■ Aim: Repeat each line exactly as it is written.

■ Provided data:

* Start *

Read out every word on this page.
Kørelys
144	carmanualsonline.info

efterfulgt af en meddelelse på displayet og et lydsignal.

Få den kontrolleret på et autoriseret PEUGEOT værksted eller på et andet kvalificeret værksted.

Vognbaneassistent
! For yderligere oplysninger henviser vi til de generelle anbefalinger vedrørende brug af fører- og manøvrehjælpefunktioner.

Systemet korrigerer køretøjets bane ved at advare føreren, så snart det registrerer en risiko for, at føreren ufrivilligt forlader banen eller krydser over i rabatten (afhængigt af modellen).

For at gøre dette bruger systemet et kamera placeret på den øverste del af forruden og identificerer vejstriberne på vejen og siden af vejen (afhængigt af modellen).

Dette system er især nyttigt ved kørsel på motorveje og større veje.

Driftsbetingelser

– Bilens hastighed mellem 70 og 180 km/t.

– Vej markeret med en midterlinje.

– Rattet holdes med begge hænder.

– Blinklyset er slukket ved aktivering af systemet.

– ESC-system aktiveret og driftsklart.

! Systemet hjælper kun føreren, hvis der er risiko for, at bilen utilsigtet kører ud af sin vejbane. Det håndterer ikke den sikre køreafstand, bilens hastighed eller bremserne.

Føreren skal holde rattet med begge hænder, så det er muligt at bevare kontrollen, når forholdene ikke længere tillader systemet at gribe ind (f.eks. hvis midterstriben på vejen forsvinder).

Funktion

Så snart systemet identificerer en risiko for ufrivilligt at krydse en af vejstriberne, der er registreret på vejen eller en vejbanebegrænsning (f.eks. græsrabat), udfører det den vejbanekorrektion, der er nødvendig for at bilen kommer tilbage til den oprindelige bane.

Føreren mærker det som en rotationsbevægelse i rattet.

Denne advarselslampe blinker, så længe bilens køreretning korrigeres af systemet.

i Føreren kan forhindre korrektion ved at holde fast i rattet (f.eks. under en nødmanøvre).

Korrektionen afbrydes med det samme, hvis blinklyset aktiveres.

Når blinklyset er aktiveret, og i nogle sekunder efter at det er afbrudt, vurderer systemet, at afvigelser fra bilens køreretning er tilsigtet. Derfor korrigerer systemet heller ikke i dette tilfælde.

* End *

■ Full solution:
Read out every word on this page.
Kørelys
144	carmanualsonline.info

efterfulgt af en meddelelse på displayet og et lydsignal.

Få den kontrolleret på et autoriseret PEUGEOT værksted eller på et andet kvalificeret værksted.

Vognbaneassistent
! For yderligere oplysninger henviser vi til de generelle anbefalinger vedrørende brug af fører- og manøvrehjælpefunktioner.

Systemet korrigerer køretøjets bane ved at advare føreren, så snart det registrerer en risiko for, at føreren ufrivilligt forlader banen eller krydser over i rabatten (afhængigt af modellen).

For at gøre dette bruger systemet et kamera placeret på den øverste del af forruden og identificerer vejstriberne på vejen og siden af vejen (afhængigt af modellen).

Dette system er især nyttigt ved kørsel på motorveje og større veje.

Driftsbetingelser

– Bilens hastighed mellem 70 og 180 km/t.

– Vej markeret med en midterlinje.

– Rattet holdes med begge hænder.

– Blinklyset er slukket ved aktivering af systemet.

– ESC-system aktiveret og driftsklart.

! Systemet hjælper kun føreren, hvis der er risiko for, at bilen utilsigtet kører ud af sin vejbane. Det håndterer ikke den sikre køreafstand, bilens hastighed eller bremserne.

Føreren skal holde rattet med begge hænder, så det er muligt at bevare kontrollen, når forholdene ikke længere tillader systemet at gribe ind (f.eks. hvis midterstriben på vejen forsvinder).

Funktion

Så snart systemet identificerer en risiko for ufrivilligt at krydse en af vejstriberne, der er registreret på vejen eller en vejbanebegrænsning (f.eks. græsrabat), udfører det den vejbanekorrektion, der er nødvendig for at bilen kommer tilbage til den oprindelige bane.

Føreren mærker det som en rotationsbevægelse i rattet.

Denne advarselslampe blinker, så længe bilens køreretning korrigeres af systemet.

i Føreren kan forhindre korrektion ved at holde fast i rattet (f.eks. under en nødmanøvre).

Korrektionen afbrydes med det samme, hvis blinklyset aktiveres.

Når blinklyset er aktiveret, og i nogle sekunder efter at det er afbrudt, vurderer systemet, at afvigelser fra bilens køreretning er tilsigtet. Derfor korrigerer systemet heller ikke i dette tilfælde.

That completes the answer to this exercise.